┌──

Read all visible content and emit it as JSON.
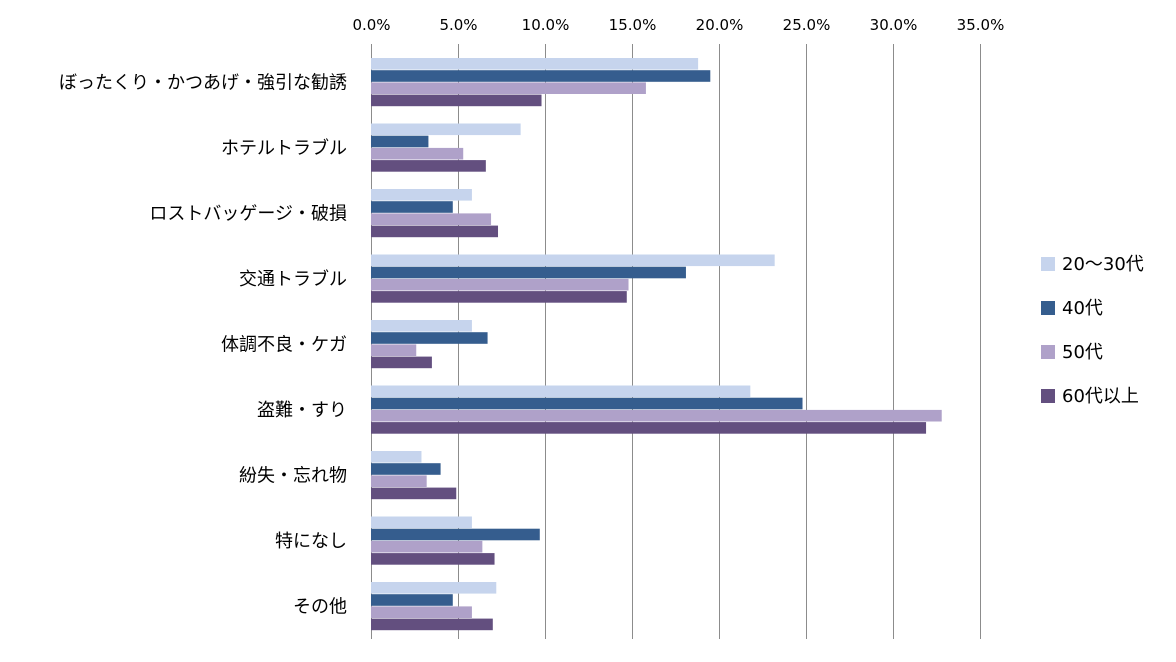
{
  "chart_data": {
    "type": "bar",
    "orientation": "horizontal",
    "categories": [
      "ぼったくり・かつあげ・強引な勧誘",
      "ホテルトラブル",
      "ロストバッゲージ・破損",
      "交通トラブル",
      "体調不良・ケガ",
      "盗難・すり",
      "紛失・忘れ物",
      "特になし",
      "その他"
    ],
    "series": [
      {
        "name": "20～30代",
        "color": "#c6d4ed",
        "values": [
          18.8,
          8.6,
          5.8,
          23.2,
          5.8,
          21.8,
          2.9,
          5.8,
          7.2
        ]
      },
      {
        "name": "40代",
        "color": "#355d8e",
        "values": [
          19.5,
          3.3,
          4.7,
          18.1,
          6.7,
          24.8,
          4.0,
          9.7,
          4.7
        ]
      },
      {
        "name": "50代",
        "color": "#afa1c9",
        "values": [
          15.8,
          5.3,
          6.9,
          14.8,
          2.6,
          32.8,
          3.2,
          6.4,
          5.8
        ]
      },
      {
        "name": "60代以上",
        "color": "#634f7f",
        "values": [
          9.8,
          6.6,
          7.3,
          14.7,
          3.5,
          31.9,
          4.9,
          7.1,
          7.0
        ]
      }
    ],
    "x_ticks": [
      "0.0%",
      "5.0%",
      "10.0%",
      "15.0%",
      "20.0%",
      "25.0%",
      "30.0%",
      "35.0%"
    ],
    "xlim": [
      0,
      35
    ],
    "grid": true,
    "legend_position": "right",
    "title": "",
    "xlabel": "",
    "ylabel": ""
  }
}
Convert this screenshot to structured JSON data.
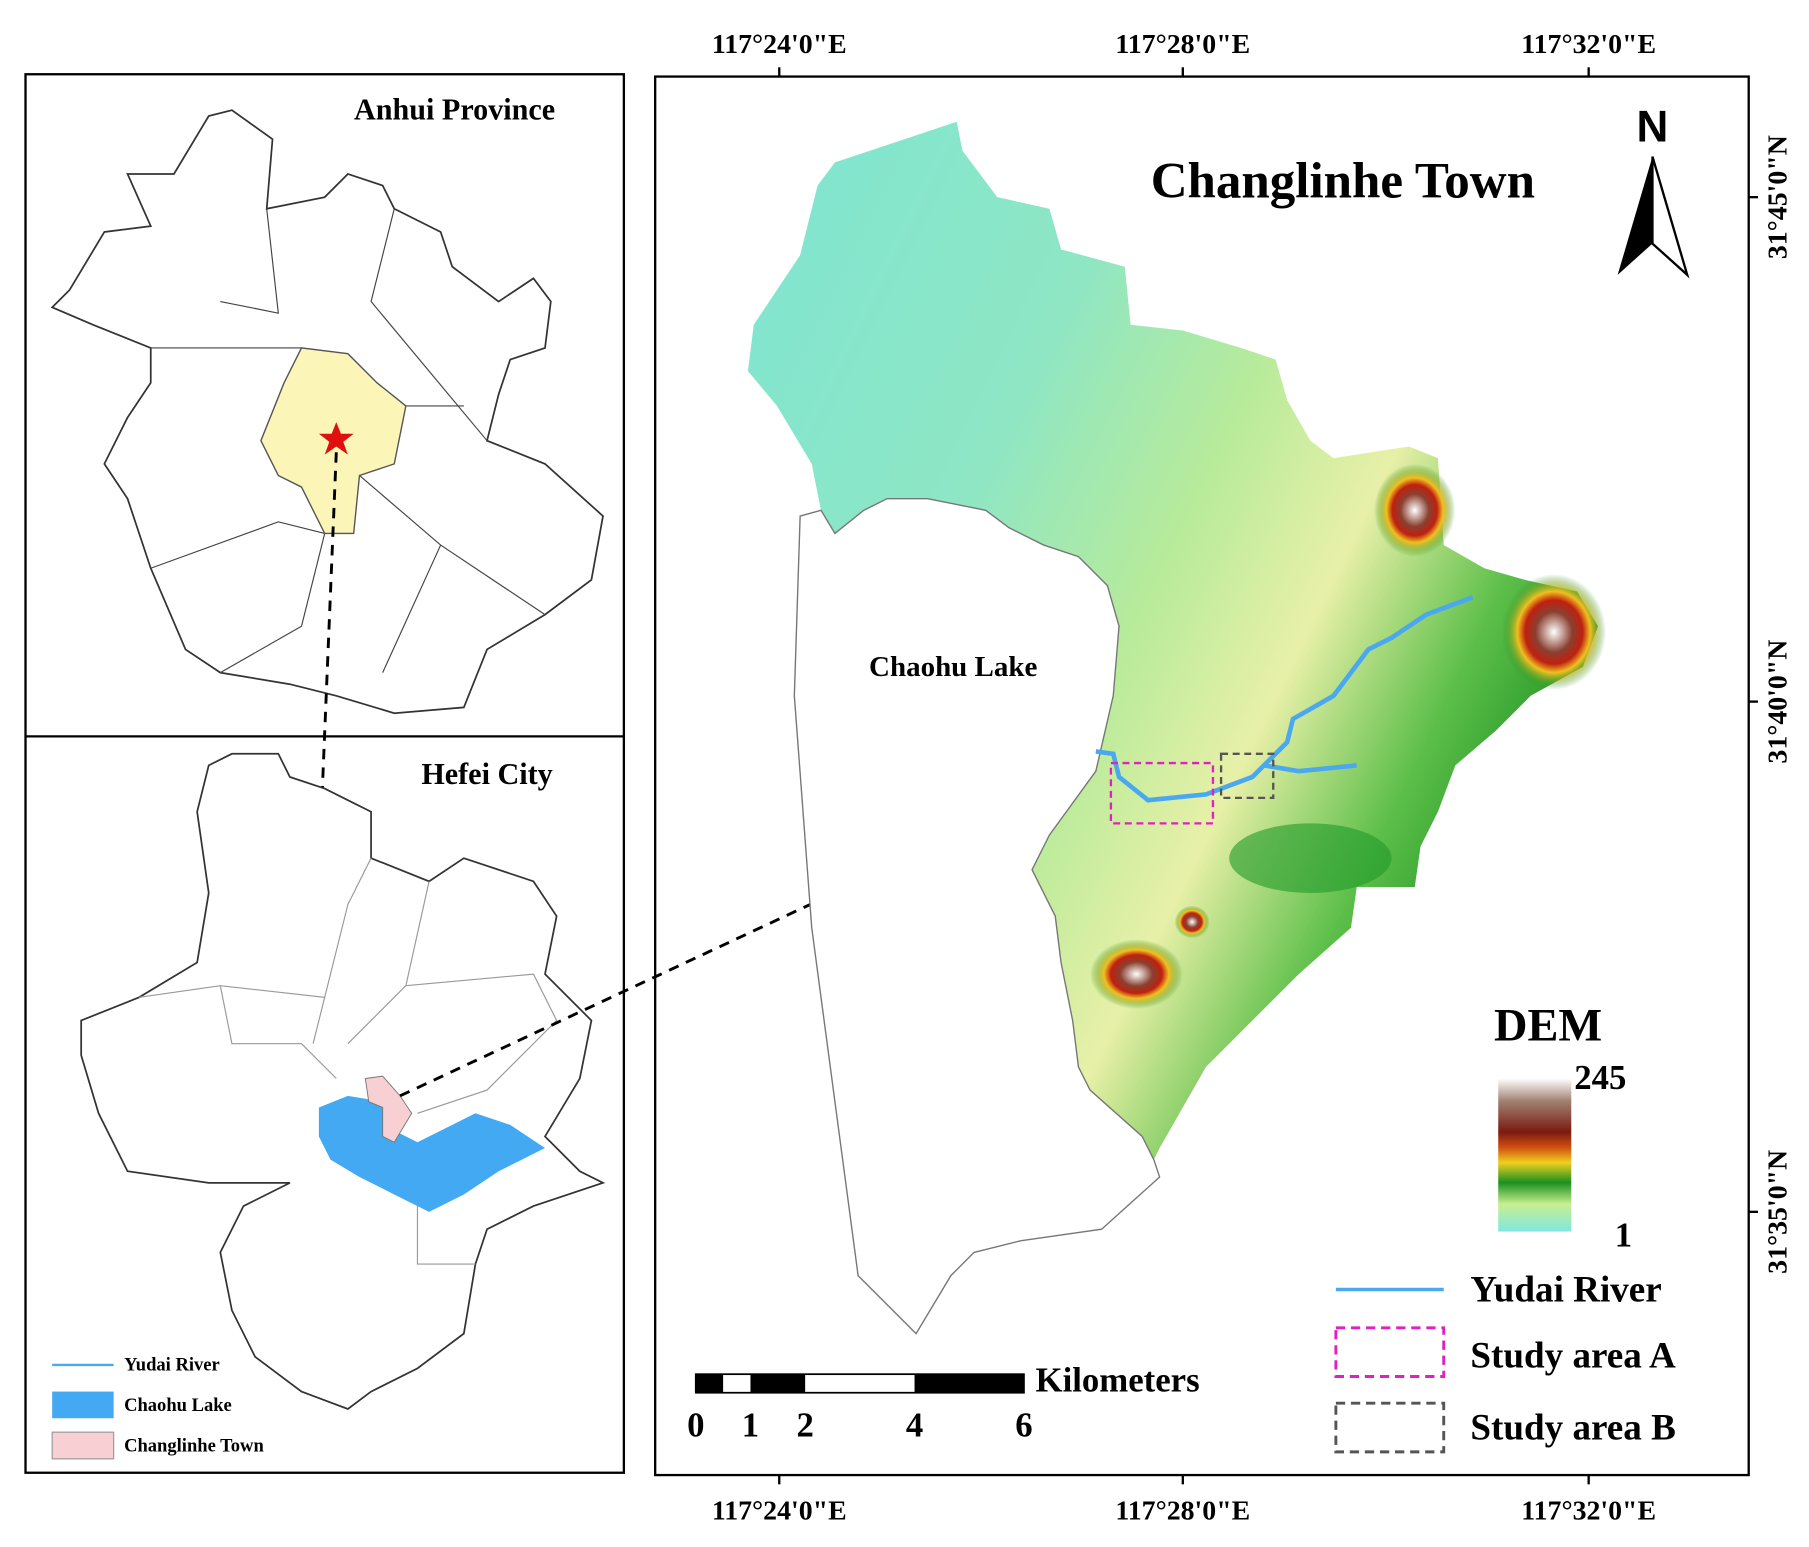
{
  "inset_top": {
    "title": "Anhui Province"
  },
  "inset_bottom": {
    "title": "Hefei City",
    "legend": [
      "Yudai River",
      "Chaohu Lake",
      "Changlinhe Town"
    ]
  },
  "main": {
    "title": "Changlinhe Town",
    "lake_label": "Chaohu Lake",
    "north": "N",
    "x_labels_top": [
      "117°24'0\"E",
      "117°28'0\"E",
      "117°32'0\"E"
    ],
    "x_labels_bottom": [
      "117°24'0\"E",
      "117°28'0\"E",
      "117°32'0\"E"
    ],
    "y_labels": [
      "31°45'0\"N",
      "31°40'0\"N",
      "31°35'0\"N"
    ],
    "dem": {
      "title": "DEM",
      "max": 245,
      "min": 1
    },
    "legend": [
      "Yudai River",
      "Study area A",
      "Study area B"
    ],
    "scale": {
      "unit": "Kilometers",
      "ticks": [
        0,
        1,
        2,
        4,
        6
      ]
    }
  }
}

└──

Instruction — Copy, without the pictures, exactly the lines from the line with "Convert this screenshot" through the end of the material above, both ends included.

In response —
Convert this screenshot to structured JSON data.
{
  "inset_top": {
    "title": "Anhui Province"
  },
  "inset_bottom": {
    "title": "Hefei City",
    "legend": [
      "Yudai River",
      "Chaohu Lake",
      "Changlinhe Town"
    ]
  },
  "main": {
    "title": "Changlinhe Town",
    "lake_label": "Chaohu Lake",
    "north": "N",
    "x_labels_top": [
      "117°24'0\"E",
      "117°28'0\"E",
      "117°32'0\"E"
    ],
    "x_labels_bottom": [
      "117°24'0\"E",
      "117°28'0\"E",
      "117°32'0\"E"
    ],
    "y_labels": [
      "31°45'0\"N",
      "31°40'0\"N",
      "31°35'0\"N"
    ],
    "dem": {
      "title": "DEM",
      "max": 245,
      "min": 1
    },
    "legend": [
      "Yudai River",
      "Study area A",
      "Study area B"
    ],
    "scale": {
      "unit": "Kilometers",
      "ticks": [
        0,
        1,
        2,
        4,
        6
      ]
    }
  }
}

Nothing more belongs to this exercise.